Description of the task> Pick out the lines below that include the string "xlabel".

▼

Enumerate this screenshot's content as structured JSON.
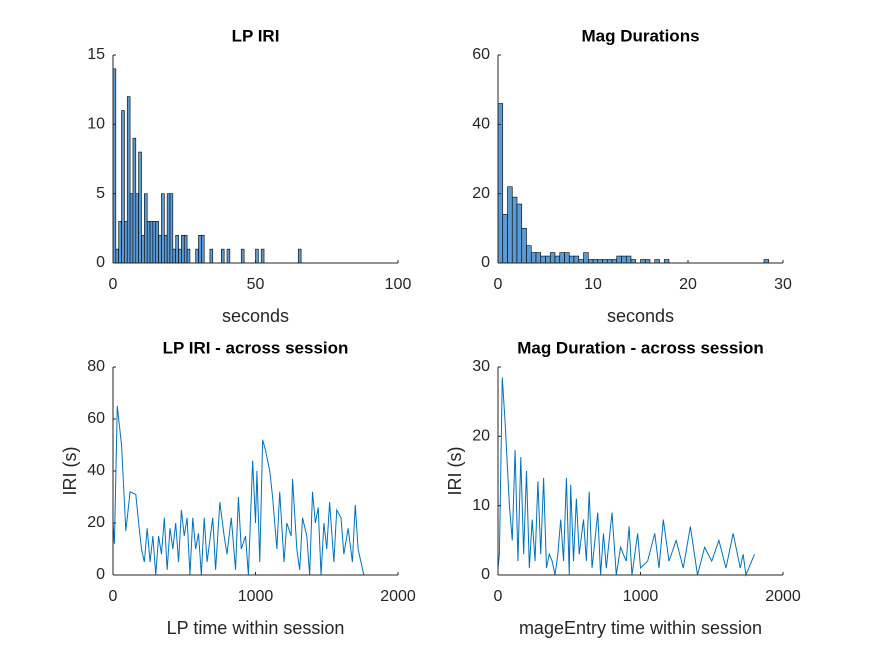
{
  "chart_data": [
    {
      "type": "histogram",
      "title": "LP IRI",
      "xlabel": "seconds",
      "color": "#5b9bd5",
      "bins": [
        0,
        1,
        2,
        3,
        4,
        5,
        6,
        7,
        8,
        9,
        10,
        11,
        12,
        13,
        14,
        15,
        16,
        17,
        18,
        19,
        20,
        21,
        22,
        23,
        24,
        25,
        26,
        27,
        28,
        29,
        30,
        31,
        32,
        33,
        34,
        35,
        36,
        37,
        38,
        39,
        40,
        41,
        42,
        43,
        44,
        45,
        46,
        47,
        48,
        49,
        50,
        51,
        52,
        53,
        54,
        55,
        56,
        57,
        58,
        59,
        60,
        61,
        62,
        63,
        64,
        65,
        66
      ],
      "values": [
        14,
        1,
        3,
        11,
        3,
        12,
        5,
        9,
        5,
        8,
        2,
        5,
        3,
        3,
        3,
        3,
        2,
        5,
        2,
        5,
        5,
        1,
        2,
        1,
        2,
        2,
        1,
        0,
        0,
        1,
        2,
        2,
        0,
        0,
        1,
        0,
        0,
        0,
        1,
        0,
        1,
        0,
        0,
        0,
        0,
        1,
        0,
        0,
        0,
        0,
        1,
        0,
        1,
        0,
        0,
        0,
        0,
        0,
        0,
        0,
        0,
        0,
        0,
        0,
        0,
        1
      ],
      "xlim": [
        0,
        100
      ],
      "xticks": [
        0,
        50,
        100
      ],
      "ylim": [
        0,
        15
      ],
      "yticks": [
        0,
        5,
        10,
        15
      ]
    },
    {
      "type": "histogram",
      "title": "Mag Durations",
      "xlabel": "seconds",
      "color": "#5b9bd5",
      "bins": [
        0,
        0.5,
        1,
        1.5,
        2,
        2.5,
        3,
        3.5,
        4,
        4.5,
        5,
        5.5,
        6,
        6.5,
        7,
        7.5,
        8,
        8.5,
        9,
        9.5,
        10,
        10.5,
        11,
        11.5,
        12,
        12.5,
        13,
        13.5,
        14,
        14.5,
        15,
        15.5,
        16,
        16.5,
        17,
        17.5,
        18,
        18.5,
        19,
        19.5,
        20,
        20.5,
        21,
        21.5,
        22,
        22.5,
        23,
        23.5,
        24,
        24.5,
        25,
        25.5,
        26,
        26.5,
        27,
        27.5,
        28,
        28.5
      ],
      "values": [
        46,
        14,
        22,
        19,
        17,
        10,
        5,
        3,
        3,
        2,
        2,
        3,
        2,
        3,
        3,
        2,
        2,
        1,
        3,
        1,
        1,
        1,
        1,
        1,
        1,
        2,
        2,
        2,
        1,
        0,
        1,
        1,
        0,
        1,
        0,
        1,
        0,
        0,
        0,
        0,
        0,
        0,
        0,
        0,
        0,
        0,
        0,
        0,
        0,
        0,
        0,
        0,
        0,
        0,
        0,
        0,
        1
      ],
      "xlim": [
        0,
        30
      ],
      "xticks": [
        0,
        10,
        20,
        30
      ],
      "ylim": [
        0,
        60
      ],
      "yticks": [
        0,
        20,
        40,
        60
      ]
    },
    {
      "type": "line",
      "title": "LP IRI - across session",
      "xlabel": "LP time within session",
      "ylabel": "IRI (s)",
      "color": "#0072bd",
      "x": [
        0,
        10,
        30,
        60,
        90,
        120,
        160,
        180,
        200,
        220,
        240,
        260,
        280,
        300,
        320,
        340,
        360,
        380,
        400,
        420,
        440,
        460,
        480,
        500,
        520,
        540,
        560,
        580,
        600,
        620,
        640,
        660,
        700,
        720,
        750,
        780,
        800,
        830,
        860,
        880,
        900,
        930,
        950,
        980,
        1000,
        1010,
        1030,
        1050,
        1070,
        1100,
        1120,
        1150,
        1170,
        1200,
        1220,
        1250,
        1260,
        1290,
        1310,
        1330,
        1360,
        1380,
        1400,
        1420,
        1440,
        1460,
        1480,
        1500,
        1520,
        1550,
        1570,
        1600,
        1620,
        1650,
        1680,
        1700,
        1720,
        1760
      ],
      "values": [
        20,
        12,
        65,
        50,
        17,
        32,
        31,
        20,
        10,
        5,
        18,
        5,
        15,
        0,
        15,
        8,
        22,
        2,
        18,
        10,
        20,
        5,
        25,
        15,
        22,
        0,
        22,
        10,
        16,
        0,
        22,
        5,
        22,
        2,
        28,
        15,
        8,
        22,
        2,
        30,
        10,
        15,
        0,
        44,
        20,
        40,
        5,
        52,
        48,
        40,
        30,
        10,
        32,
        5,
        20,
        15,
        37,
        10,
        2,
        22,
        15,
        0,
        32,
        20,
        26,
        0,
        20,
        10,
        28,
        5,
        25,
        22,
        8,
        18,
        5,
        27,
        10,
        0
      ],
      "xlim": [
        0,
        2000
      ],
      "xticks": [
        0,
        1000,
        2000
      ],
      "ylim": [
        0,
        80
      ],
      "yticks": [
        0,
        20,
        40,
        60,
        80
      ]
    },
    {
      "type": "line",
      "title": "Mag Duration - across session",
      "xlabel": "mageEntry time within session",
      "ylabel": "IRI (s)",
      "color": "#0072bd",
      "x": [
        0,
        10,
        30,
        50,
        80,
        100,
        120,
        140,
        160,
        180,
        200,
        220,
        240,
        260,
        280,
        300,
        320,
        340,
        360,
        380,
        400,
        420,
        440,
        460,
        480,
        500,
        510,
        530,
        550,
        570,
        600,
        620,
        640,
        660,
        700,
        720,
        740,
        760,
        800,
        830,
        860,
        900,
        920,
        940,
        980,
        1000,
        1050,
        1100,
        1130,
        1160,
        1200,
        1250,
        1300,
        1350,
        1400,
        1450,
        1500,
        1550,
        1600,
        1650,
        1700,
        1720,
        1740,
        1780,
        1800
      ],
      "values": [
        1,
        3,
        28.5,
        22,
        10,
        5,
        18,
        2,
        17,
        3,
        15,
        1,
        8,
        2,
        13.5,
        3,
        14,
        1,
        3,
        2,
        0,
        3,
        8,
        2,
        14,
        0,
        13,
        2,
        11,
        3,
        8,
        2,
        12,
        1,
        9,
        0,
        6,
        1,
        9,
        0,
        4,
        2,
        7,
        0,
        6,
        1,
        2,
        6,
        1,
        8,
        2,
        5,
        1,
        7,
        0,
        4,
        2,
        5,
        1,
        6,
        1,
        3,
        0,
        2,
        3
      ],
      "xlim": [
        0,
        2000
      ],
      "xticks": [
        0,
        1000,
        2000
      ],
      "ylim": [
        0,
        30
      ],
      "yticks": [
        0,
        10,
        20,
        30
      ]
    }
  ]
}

▲
▼

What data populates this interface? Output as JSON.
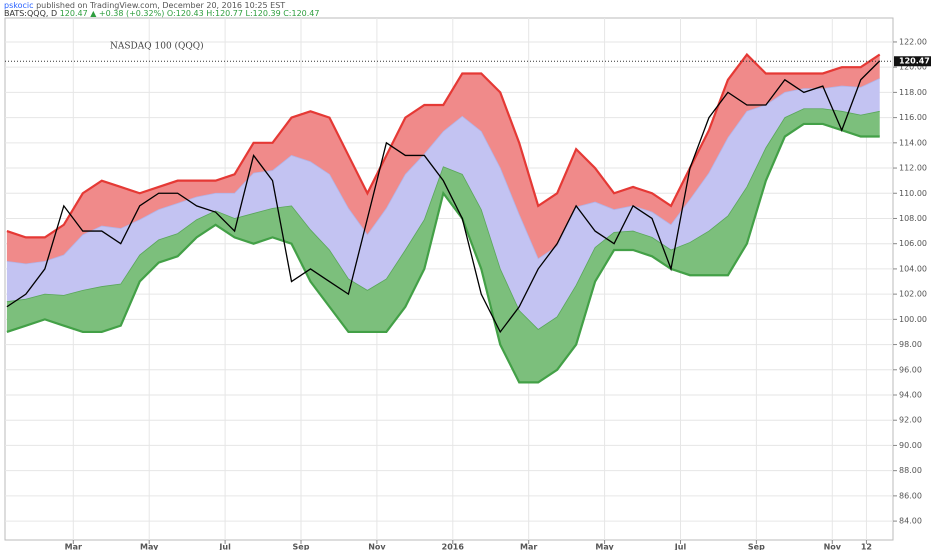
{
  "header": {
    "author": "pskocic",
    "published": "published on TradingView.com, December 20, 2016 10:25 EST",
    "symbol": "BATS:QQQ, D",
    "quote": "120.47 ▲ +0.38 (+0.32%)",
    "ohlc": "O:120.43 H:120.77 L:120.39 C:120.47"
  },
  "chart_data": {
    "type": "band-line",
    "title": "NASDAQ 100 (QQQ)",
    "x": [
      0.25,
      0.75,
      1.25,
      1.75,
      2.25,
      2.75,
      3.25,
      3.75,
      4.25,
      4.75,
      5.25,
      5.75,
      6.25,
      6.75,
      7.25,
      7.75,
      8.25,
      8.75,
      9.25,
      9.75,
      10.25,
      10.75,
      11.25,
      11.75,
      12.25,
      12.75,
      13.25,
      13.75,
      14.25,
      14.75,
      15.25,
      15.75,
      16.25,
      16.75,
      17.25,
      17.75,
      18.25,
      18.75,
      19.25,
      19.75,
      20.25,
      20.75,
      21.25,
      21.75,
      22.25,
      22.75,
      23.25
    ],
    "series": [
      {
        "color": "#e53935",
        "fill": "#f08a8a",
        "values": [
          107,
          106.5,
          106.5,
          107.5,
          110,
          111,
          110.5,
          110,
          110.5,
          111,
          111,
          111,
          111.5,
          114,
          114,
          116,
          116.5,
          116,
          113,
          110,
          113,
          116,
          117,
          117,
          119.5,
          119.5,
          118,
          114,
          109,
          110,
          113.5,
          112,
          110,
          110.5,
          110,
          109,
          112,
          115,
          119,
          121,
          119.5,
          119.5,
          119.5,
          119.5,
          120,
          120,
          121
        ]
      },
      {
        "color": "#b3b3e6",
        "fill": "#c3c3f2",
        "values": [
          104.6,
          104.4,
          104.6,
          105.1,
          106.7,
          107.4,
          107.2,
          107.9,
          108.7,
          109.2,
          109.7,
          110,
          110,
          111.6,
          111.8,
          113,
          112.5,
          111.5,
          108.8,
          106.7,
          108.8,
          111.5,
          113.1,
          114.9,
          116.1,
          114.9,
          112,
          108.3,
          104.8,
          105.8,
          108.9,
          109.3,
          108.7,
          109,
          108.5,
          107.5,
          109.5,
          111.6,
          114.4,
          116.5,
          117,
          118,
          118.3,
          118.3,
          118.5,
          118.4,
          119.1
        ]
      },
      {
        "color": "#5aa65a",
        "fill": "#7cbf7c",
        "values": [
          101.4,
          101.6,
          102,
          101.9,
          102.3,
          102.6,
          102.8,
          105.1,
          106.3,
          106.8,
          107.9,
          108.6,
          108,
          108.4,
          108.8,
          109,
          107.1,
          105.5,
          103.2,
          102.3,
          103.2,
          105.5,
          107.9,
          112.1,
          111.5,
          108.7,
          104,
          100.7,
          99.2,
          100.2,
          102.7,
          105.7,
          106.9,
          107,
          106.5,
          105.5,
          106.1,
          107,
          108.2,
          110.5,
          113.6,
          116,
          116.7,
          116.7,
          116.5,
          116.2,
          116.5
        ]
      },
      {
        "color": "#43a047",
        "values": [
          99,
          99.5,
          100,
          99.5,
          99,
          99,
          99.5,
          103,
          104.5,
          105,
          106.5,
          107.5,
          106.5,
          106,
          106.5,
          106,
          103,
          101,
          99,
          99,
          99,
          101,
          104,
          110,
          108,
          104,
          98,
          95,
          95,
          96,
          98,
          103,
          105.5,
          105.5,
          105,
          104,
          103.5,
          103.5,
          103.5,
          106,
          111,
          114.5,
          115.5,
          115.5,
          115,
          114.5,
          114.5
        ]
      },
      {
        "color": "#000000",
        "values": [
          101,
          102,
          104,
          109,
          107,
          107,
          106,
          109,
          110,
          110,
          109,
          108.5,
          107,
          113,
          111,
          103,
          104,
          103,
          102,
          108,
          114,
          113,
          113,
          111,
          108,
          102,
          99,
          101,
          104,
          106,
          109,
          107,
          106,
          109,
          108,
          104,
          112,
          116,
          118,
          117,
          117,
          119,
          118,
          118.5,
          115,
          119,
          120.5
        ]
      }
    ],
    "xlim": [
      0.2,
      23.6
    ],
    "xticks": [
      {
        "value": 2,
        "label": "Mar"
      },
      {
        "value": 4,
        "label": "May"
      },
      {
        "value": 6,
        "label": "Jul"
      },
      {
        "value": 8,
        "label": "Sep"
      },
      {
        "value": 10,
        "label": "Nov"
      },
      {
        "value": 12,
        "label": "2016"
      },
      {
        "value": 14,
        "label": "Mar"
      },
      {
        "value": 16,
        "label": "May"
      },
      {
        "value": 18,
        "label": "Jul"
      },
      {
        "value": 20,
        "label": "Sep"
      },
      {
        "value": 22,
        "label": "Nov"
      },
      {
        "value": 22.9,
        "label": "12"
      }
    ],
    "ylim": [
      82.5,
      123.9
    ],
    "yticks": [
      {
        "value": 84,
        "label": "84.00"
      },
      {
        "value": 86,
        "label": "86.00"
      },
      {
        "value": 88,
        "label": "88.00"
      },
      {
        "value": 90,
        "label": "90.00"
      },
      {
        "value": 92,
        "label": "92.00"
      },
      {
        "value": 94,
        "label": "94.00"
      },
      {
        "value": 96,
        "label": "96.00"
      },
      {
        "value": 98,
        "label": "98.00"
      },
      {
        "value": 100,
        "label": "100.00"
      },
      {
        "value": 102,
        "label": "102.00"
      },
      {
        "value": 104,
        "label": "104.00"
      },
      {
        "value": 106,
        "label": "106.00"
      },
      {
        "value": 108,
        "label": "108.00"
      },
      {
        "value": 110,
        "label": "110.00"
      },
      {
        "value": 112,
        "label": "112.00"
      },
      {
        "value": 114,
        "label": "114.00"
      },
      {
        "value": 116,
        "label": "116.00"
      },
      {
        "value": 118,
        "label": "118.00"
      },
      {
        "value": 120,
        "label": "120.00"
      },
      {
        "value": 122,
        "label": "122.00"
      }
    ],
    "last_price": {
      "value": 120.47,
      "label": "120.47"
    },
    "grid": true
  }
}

▲

Solution below>
      "xlabel": "seconds",
      "xlabel": "seconds",
      "xlabel": "LP time within session",
      "xlabel": "mageEntry time within session",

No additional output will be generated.